Here are some entries; quote each one exactly.

Stored items:

------------

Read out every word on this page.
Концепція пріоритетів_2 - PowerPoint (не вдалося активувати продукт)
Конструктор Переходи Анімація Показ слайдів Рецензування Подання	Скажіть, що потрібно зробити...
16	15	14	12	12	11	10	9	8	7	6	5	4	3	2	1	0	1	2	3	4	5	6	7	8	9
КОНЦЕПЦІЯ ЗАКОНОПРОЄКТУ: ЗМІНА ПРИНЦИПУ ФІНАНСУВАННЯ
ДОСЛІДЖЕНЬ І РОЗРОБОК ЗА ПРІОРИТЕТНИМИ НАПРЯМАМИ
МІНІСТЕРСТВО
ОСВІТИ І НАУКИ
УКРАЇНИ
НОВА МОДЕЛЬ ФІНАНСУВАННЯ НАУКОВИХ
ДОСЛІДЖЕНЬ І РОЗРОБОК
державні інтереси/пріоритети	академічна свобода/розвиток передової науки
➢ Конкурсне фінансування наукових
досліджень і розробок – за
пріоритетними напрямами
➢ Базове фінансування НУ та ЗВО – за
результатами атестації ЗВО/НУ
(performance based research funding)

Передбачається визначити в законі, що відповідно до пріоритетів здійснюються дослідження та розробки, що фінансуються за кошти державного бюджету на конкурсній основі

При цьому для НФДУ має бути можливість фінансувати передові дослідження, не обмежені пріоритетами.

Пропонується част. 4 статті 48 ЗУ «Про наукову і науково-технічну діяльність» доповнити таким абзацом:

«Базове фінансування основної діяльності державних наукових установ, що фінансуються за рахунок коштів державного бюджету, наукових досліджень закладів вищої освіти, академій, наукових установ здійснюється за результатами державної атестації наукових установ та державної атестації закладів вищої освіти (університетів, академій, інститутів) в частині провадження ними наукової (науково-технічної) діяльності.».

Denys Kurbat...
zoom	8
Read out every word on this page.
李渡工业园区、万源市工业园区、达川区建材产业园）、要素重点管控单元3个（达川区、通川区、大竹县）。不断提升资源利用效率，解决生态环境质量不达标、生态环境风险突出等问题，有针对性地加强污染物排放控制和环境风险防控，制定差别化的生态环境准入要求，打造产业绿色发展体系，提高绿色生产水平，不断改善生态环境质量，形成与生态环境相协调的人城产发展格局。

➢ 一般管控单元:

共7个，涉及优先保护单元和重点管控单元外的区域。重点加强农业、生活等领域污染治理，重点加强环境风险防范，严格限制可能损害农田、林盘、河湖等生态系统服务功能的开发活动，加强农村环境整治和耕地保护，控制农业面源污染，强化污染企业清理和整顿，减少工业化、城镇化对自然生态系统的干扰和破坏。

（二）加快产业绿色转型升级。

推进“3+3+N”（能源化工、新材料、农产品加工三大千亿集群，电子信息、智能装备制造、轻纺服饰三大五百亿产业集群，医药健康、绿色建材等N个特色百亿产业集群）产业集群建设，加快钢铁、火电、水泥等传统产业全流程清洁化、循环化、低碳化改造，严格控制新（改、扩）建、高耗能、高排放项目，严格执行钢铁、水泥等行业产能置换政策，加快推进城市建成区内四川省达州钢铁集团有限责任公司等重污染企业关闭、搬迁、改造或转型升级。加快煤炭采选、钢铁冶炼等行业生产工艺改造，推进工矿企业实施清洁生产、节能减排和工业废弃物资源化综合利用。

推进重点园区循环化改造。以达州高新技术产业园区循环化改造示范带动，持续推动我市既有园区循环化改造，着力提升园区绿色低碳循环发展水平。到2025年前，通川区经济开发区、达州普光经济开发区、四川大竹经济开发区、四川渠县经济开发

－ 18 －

------------

RESPONSE TO THIS EXERCISE:
Read out every word on this page.
Концепція пріоритетів_2 - PowerPoint (не вдалося активувати продукт)
Конструктор Переходи Анімація Показ слайдів Рецензування Подання	Скажіть, що потрібно зробити...
16	15	14	12	12	11	10	9	8	7	6	5	4	3	2	1	0	1	2	3	4	5	6	7	8	9
КОНЦЕПЦІЯ ЗАКОНОПРОЄКТУ: ЗМІНА ПРИНЦИПУ ФІНАНСУВАННЯ
ДОСЛІДЖЕНЬ І РОЗРОБОК ЗА ПРІОРИТЕТНИМИ НАПРЯМАМИ
МІНІСТЕРСТВО
ОСВІТИ І НАУКИ
УКРАЇНИ
НОВА МОДЕЛЬ ФІНАНСУВАННЯ НАУКОВИХ
ДОСЛІДЖЕНЬ І РОЗРОБОК
державні інтереси/пріоритети	академічна свобода/розвиток передової науки
➢ Конкурсне фінансування наукових
досліджень і розробок – за
пріоритетними напрямами
➢ Базове фінансування НУ та ЗВО – за
результатами атестації ЗВО/НУ
(performance based research funding)

Передбачається визначити в законі, що відповідно до пріоритетів здійснюються дослідження та розробки, що фінансуються за кошти державного бюджету на конкурсній основі

При цьому для НФДУ має бути можливість фінансувати передові дослідження, не обмежені пріоритетами.

Пропонується част. 4 статті 48 ЗУ «Про наукову і науково-технічну діяльність» доповнити таким абзацом:

«Базове фінансування основної діяльності державних наукових установ, що фінансуються за рахунок коштів державного бюджету, наукових досліджень закладів вищої освіти, академій, наукових установ здійснюється за результатами державної атестації наукових установ та державної атестації закладів вищої освіти (університетів, академій, інститутів) в частині провадження ними наукової (науково-технічної) діяльності.».

Denys Kurbat...
zoom	8
Read out every word on this page.
李渡工业园区、万源市工业园区、达川区建材产业园）、要素重点管控单元3个（达川区、通川区、大竹县）。不断提升资源利用效率，解决生态环境质量不达标、生态环境风险突出等问题，有针对性地加强污染物排放控制和环境风险防控，制定差别化的生态环境准入要求，打造产业绿色发展体系，提高绿色生产水平，不断改善生态环境质量，形成与生态环境相协调的人城产发展格局。

➢ 一般管控单元:

共7个，涉及优先保护单元和重点管控单元外的区域。重点加强农业、生活等领域污染治理，重点加强环境风险防范，严格限制可能损害农田、林盘、河湖等生态系统服务功能的开发活动，加强农村环境整治和耕地保护，控制农业面源污染，强化污染企业清理和整顿，减少工业化、城镇化对自然生态系统的干扰和破坏。

（二）加快产业绿色转型升级。

推进“3+3+N”（能源化工、新材料、农产品加工三大千亿集群，电子信息、智能装备制造、轻纺服饰三大五百亿产业集群，医药健康、绿色建材等N个特色百亿产业集群）产业集群建设，加快钢铁、火电、水泥等传统产业全流程清洁化、循环化、低碳化改造，严格控制新（改、扩）建、高耗能、高排放项目，严格执行钢铁、水泥等行业产能置换政策，加快推进城市建成区内四川省达州钢铁集团有限责任公司等重污染企业关闭、搬迁、改造或转型升级。加快煤炭采选、钢铁冶炼等行业生产工艺改造，推进工矿企业实施清洁生产、节能减排和工业废弃物资源化综合利用。

推进重点园区循环化改造。以达州高新技术产业园区循环化改造示范带动，持续推动我市既有园区循环化改造，着力提升园区绿色低碳循环发展水平。到2025年前，通川区经济开发区、达州普光经济开发区、四川大竹经济开发区、四川渠县经济开发

－ 18 －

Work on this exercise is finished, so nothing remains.